Stated goal:
Repeat the records in full and exactly, omitting pictures.

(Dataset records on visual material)
== == ==

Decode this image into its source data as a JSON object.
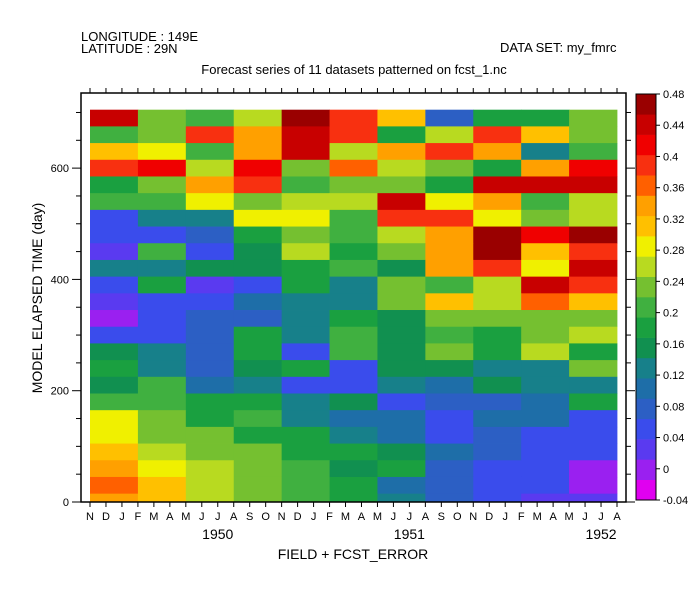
{
  "header": {
    "longitude": "LONGITUDE : 149E",
    "latitude": "LATITUDE : 29N",
    "dataset": "DATA SET: my_fmrc"
  },
  "chart_data": {
    "type": "heatmap",
    "title": "Forecast series of 11 datasets patterned on fcst_1.nc",
    "xlabel": "FIELD + FCST_ERROR",
    "ylabel": "MODEL ELAPSED TIME (day)",
    "x_month_labels": [
      "N",
      "D",
      "J",
      "F",
      "M",
      "A",
      "M",
      "J",
      "J",
      "A",
      "S",
      "O",
      "N",
      "D",
      "J",
      "F",
      "M",
      "A",
      "M",
      "J",
      "J",
      "A",
      "S",
      "O",
      "N",
      "D",
      "J",
      "F",
      "M",
      "A",
      "M",
      "J",
      "J",
      "A"
    ],
    "x_year_labels": [
      "1950",
      "1951",
      "1952"
    ],
    "x_year_center_month_index": [
      8,
      20,
      32
    ],
    "y_ticks": [
      0,
      200,
      400,
      600
    ],
    "ylim": [
      0,
      735
    ],
    "row_height_days": 30,
    "colorbar_ticks": [
      "-0.04",
      "0",
      "0.04",
      "0.08",
      "0.12",
      "0.16",
      "0.2",
      "0.24",
      "0.28",
      "0.32",
      "0.36",
      "0.4",
      "0.44",
      "0.48"
    ],
    "color_range": [
      -0.04,
      0.48
    ],
    "palette": [
      "#e000f0",
      "#9a20f0",
      "#5a3af0",
      "#3a4cec",
      "#2c5fc4",
      "#1e6ea8",
      "#17808a",
      "#119050",
      "#1aa040",
      "#40b040",
      "#75c030",
      "#b8da20",
      "#f0f000",
      "#ffc000",
      "#ffa000",
      "#ff6000",
      "#f83010",
      "#f00000",
      "#c80000",
      "#9a0000"
    ],
    "grid_rows_top_to_bottom": [
      [
        0.45,
        0.245,
        0.205,
        0.25,
        0.47,
        0.38,
        0.32,
        0.08,
        0.19,
        0.17,
        0.23
      ],
      [
        0.21,
        0.24,
        0.39,
        0.34,
        0.45,
        0.38,
        0.19,
        0.25,
        0.39,
        0.3,
        0.22
      ],
      [
        0.3,
        0.29,
        0.21,
        0.34,
        0.44,
        0.27,
        0.34,
        0.38,
        0.34,
        0.13,
        0.21
      ],
      [
        0.39,
        0.41,
        0.26,
        0.42,
        0.24,
        0.37,
        0.25,
        0.23,
        0.17,
        0.35,
        0.41
      ],
      [
        0.19,
        0.24,
        0.35,
        0.39,
        0.21,
        0.22,
        0.24,
        0.19,
        0.44,
        0.44,
        0.44
      ],
      [
        0.21,
        0.21,
        0.29,
        0.24,
        0.25,
        0.25,
        0.44,
        0.28,
        0.33,
        0.21,
        0.26
      ],
      [
        0.04,
        0.12,
        0.12,
        0.28,
        0.29,
        0.21,
        0.38,
        0.39,
        0.28,
        0.23,
        0.25
      ],
      [
        0.06,
        0.05,
        0.08,
        0.19,
        0.23,
        0.21,
        0.26,
        0.33,
        0.47,
        0.41,
        0.46
      ],
      [
        0.02,
        0.2,
        0.05,
        0.15,
        0.27,
        0.17,
        0.24,
        0.33,
        0.47,
        0.3,
        0.38
      ],
      [
        0.14,
        0.12,
        0.16,
        0.16,
        0.19,
        0.2,
        0.16,
        0.33,
        0.4,
        0.28,
        0.44
      ],
      [
        0.06,
        0.17,
        0.02,
        0.06,
        0.17,
        0.13,
        0.22,
        0.2,
        0.25,
        0.44,
        0.39
      ],
      [
        0.02,
        0.05,
        0.06,
        0.09,
        0.14,
        0.12,
        0.22,
        0.3,
        0.25,
        0.37,
        0.3
      ],
      [
        0.0,
        0.05,
        0.07,
        0.07,
        0.12,
        0.19,
        0.15,
        0.22,
        0.23,
        0.22,
        0.24
      ],
      [
        0.05,
        0.05,
        0.08,
        0.17,
        0.14,
        0.21,
        0.15,
        0.21,
        0.17,
        0.24,
        0.26
      ],
      [
        0.15,
        0.13,
        0.08,
        0.17,
        0.06,
        0.21,
        0.16,
        0.24,
        0.19,
        0.27,
        0.17
      ],
      [
        0.17,
        0.14,
        0.08,
        0.16,
        0.17,
        0.05,
        0.16,
        0.16,
        0.13,
        0.13,
        0.22
      ],
      [
        0.15,
        0.21,
        0.1,
        0.14,
        0.06,
        0.05,
        0.12,
        0.1,
        0.16,
        0.12,
        0.13
      ],
      [
        0.2,
        0.2,
        0.18,
        0.19,
        0.13,
        0.16,
        0.05,
        0.08,
        0.08,
        0.09,
        0.17
      ],
      [
        0.28,
        0.22,
        0.17,
        0.21,
        0.13,
        0.09,
        0.11,
        0.06,
        0.11,
        0.11,
        0.05
      ],
      [
        0.29,
        0.24,
        0.24,
        0.18,
        0.17,
        0.13,
        0.11,
        0.06,
        0.08,
        0.05,
        0.04
      ],
      [
        0.3,
        0.27,
        0.24,
        0.23,
        0.19,
        0.17,
        0.16,
        0.1,
        0.08,
        0.05,
        0.04
      ],
      [
        0.33,
        0.29,
        0.26,
        0.24,
        0.2,
        0.16,
        0.17,
        0.07,
        0.05,
        0.05,
        0.01
      ],
      [
        0.36,
        0.3,
        0.27,
        0.24,
        0.21,
        0.17,
        0.11,
        0.08,
        0.05,
        0.04,
        0.01
      ],
      [
        0.33,
        0.31,
        0.26,
        0.24,
        0.21,
        0.17,
        0.12,
        0.08,
        0.04,
        0.03,
        0.02
      ]
    ]
  }
}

== == ==

In response:
Decode this image into its source data as a JSON object.
{
  "header": {
    "longitude": "LONGITUDE : 149E",
    "latitude": "LATITUDE : 29N",
    "dataset": "DATA SET: my_fmrc"
  },
  "chart_data": {
    "type": "heatmap",
    "title": "Forecast series of 11 datasets patterned on fcst_1.nc",
    "xlabel": "FIELD + FCST_ERROR",
    "ylabel": "MODEL ELAPSED TIME (day)",
    "x_month_labels": [
      "N",
      "D",
      "J",
      "F",
      "M",
      "A",
      "M",
      "J",
      "J",
      "A",
      "S",
      "O",
      "N",
      "D",
      "J",
      "F",
      "M",
      "A",
      "M",
      "J",
      "J",
      "A",
      "S",
      "O",
      "N",
      "D",
      "J",
      "F",
      "M",
      "A",
      "M",
      "J",
      "J",
      "A"
    ],
    "x_year_labels": [
      "1950",
      "1951",
      "1952"
    ],
    "x_year_center_month_index": [
      8,
      20,
      32
    ],
    "y_ticks": [
      0,
      200,
      400,
      600
    ],
    "ylim": [
      0,
      735
    ],
    "row_height_days": 30,
    "colorbar_ticks": [
      "-0.04",
      "0",
      "0.04",
      "0.08",
      "0.12",
      "0.16",
      "0.2",
      "0.24",
      "0.28",
      "0.32",
      "0.36",
      "0.4",
      "0.44",
      "0.48"
    ],
    "color_range": [
      -0.04,
      0.48
    ],
    "palette": [
      "#e000f0",
      "#9a20f0",
      "#5a3af0",
      "#3a4cec",
      "#2c5fc4",
      "#1e6ea8",
      "#17808a",
      "#119050",
      "#1aa040",
      "#40b040",
      "#75c030",
      "#b8da20",
      "#f0f000",
      "#ffc000",
      "#ffa000",
      "#ff6000",
      "#f83010",
      "#f00000",
      "#c80000",
      "#9a0000"
    ],
    "grid_rows_top_to_bottom": [
      [
        0.45,
        0.245,
        0.205,
        0.25,
        0.47,
        0.38,
        0.32,
        0.08,
        0.19,
        0.17,
        0.23
      ],
      [
        0.21,
        0.24,
        0.39,
        0.34,
        0.45,
        0.38,
        0.19,
        0.25,
        0.39,
        0.3,
        0.22
      ],
      [
        0.3,
        0.29,
        0.21,
        0.34,
        0.44,
        0.27,
        0.34,
        0.38,
        0.34,
        0.13,
        0.21
      ],
      [
        0.39,
        0.41,
        0.26,
        0.42,
        0.24,
        0.37,
        0.25,
        0.23,
        0.17,
        0.35,
        0.41
      ],
      [
        0.19,
        0.24,
        0.35,
        0.39,
        0.21,
        0.22,
        0.24,
        0.19,
        0.44,
        0.44,
        0.44
      ],
      [
        0.21,
        0.21,
        0.29,
        0.24,
        0.25,
        0.25,
        0.44,
        0.28,
        0.33,
        0.21,
        0.26
      ],
      [
        0.04,
        0.12,
        0.12,
        0.28,
        0.29,
        0.21,
        0.38,
        0.39,
        0.28,
        0.23,
        0.25
      ],
      [
        0.06,
        0.05,
        0.08,
        0.19,
        0.23,
        0.21,
        0.26,
        0.33,
        0.47,
        0.41,
        0.46
      ],
      [
        0.02,
        0.2,
        0.05,
        0.15,
        0.27,
        0.17,
        0.24,
        0.33,
        0.47,
        0.3,
        0.38
      ],
      [
        0.14,
        0.12,
        0.16,
        0.16,
        0.19,
        0.2,
        0.16,
        0.33,
        0.4,
        0.28,
        0.44
      ],
      [
        0.06,
        0.17,
        0.02,
        0.06,
        0.17,
        0.13,
        0.22,
        0.2,
        0.25,
        0.44,
        0.39
      ],
      [
        0.02,
        0.05,
        0.06,
        0.09,
        0.14,
        0.12,
        0.22,
        0.3,
        0.25,
        0.37,
        0.3
      ],
      [
        0.0,
        0.05,
        0.07,
        0.07,
        0.12,
        0.19,
        0.15,
        0.22,
        0.23,
        0.22,
        0.24
      ],
      [
        0.05,
        0.05,
        0.08,
        0.17,
        0.14,
        0.21,
        0.15,
        0.21,
        0.17,
        0.24,
        0.26
      ],
      [
        0.15,
        0.13,
        0.08,
        0.17,
        0.06,
        0.21,
        0.16,
        0.24,
        0.19,
        0.27,
        0.17
      ],
      [
        0.17,
        0.14,
        0.08,
        0.16,
        0.17,
        0.05,
        0.16,
        0.16,
        0.13,
        0.13,
        0.22
      ],
      [
        0.15,
        0.21,
        0.1,
        0.14,
        0.06,
        0.05,
        0.12,
        0.1,
        0.16,
        0.12,
        0.13
      ],
      [
        0.2,
        0.2,
        0.18,
        0.19,
        0.13,
        0.16,
        0.05,
        0.08,
        0.08,
        0.09,
        0.17
      ],
      [
        0.28,
        0.22,
        0.17,
        0.21,
        0.13,
        0.09,
        0.11,
        0.06,
        0.11,
        0.11,
        0.05
      ],
      [
        0.29,
        0.24,
        0.24,
        0.18,
        0.17,
        0.13,
        0.11,
        0.06,
        0.08,
        0.05,
        0.04
      ],
      [
        0.3,
        0.27,
        0.24,
        0.23,
        0.19,
        0.17,
        0.16,
        0.1,
        0.08,
        0.05,
        0.04
      ],
      [
        0.33,
        0.29,
        0.26,
        0.24,
        0.2,
        0.16,
        0.17,
        0.07,
        0.05,
        0.05,
        0.01
      ],
      [
        0.36,
        0.3,
        0.27,
        0.24,
        0.21,
        0.17,
        0.11,
        0.08,
        0.05,
        0.04,
        0.01
      ],
      [
        0.33,
        0.31,
        0.26,
        0.24,
        0.21,
        0.17,
        0.12,
        0.08,
        0.04,
        0.03,
        0.02
      ]
    ]
  }
}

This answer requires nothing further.